■ What you have to do: Copy out every record below, word for word.

(Dataset entries on figures)
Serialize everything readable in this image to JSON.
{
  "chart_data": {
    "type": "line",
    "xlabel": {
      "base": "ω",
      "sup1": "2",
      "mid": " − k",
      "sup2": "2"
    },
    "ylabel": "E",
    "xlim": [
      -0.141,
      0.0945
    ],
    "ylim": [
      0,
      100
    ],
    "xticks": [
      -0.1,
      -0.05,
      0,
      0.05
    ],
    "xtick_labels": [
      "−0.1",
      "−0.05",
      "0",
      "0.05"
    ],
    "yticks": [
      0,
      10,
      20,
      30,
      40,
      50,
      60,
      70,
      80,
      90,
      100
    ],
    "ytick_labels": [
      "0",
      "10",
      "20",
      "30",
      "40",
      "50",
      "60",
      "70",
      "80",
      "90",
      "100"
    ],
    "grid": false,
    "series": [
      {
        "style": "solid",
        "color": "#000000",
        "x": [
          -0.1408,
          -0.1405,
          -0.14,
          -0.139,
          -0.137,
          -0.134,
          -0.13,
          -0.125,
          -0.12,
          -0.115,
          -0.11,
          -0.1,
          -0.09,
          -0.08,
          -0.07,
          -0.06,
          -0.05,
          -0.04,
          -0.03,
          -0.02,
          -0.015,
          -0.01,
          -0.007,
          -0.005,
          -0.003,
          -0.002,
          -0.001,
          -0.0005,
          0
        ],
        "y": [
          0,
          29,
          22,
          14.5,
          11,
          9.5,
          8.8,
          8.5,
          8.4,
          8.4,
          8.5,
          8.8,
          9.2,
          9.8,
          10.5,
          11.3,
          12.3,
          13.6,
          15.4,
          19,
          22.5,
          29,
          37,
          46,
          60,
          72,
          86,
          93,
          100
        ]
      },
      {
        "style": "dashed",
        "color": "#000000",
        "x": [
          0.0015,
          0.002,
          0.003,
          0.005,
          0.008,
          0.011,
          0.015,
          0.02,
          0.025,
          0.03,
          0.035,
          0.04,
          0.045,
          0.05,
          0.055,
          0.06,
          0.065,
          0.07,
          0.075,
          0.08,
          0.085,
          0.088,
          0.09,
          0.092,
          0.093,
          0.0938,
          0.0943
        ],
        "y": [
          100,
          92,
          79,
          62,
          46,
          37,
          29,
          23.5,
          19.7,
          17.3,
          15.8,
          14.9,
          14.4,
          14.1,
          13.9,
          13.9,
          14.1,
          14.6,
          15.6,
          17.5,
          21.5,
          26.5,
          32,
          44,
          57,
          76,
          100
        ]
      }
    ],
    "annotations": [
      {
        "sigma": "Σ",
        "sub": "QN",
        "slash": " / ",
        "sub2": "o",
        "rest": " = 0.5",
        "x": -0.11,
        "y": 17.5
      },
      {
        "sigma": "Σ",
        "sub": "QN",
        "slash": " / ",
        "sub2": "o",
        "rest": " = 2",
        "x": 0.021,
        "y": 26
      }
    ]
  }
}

■ The result:
Serialize everything readable in this image to JSON.
{
  "chart_data": {
    "type": "line",
    "xlabel": {
      "base": "ω",
      "sup1": "2",
      "mid": " − k",
      "sup2": "2"
    },
    "ylabel": "E",
    "xlim": [
      -0.141,
      0.0945
    ],
    "ylim": [
      0,
      100
    ],
    "xticks": [
      -0.1,
      -0.05,
      0,
      0.05
    ],
    "xtick_labels": [
      "−0.1",
      "−0.05",
      "0",
      "0.05"
    ],
    "yticks": [
      0,
      10,
      20,
      30,
      40,
      50,
      60,
      70,
      80,
      90,
      100
    ],
    "ytick_labels": [
      "0",
      "10",
      "20",
      "30",
      "40",
      "50",
      "60",
      "70",
      "80",
      "90",
      "100"
    ],
    "grid": false,
    "series": [
      {
        "style": "solid",
        "color": "#000000",
        "x": [
          -0.1408,
          -0.1405,
          -0.14,
          -0.139,
          -0.137,
          -0.134,
          -0.13,
          -0.125,
          -0.12,
          -0.115,
          -0.11,
          -0.1,
          -0.09,
          -0.08,
          -0.07,
          -0.06,
          -0.05,
          -0.04,
          -0.03,
          -0.02,
          -0.015,
          -0.01,
          -0.007,
          -0.005,
          -0.003,
          -0.002,
          -0.001,
          -0.0005,
          0
        ],
        "y": [
          0,
          29,
          22,
          14.5,
          11,
          9.5,
          8.8,
          8.5,
          8.4,
          8.4,
          8.5,
          8.8,
          9.2,
          9.8,
          10.5,
          11.3,
          12.3,
          13.6,
          15.4,
          19,
          22.5,
          29,
          37,
          46,
          60,
          72,
          86,
          93,
          100
        ]
      },
      {
        "style": "dashed",
        "color": "#000000",
        "x": [
          0.0015,
          0.002,
          0.003,
          0.005,
          0.008,
          0.011,
          0.015,
          0.02,
          0.025,
          0.03,
          0.035,
          0.04,
          0.045,
          0.05,
          0.055,
          0.06,
          0.065,
          0.07,
          0.075,
          0.08,
          0.085,
          0.088,
          0.09,
          0.092,
          0.093,
          0.0938,
          0.0943
        ],
        "y": [
          100,
          92,
          79,
          62,
          46,
          37,
          29,
          23.5,
          19.7,
          17.3,
          15.8,
          14.9,
          14.4,
          14.1,
          13.9,
          13.9,
          14.1,
          14.6,
          15.6,
          17.5,
          21.5,
          26.5,
          32,
          44,
          57,
          76,
          100
        ]
      }
    ],
    "annotations": [
      {
        "sigma": "Σ",
        "sub": "QN",
        "slash": " / ",
        "sub2": "o",
        "rest": " = 0.5",
        "x": -0.11,
        "y": 17.5
      },
      {
        "sigma": "Σ",
        "sub": "QN",
        "slash": " / ",
        "sub2": "o",
        "rest": " = 2",
        "x": 0.021,
        "y": 26
      }
    ]
  }
}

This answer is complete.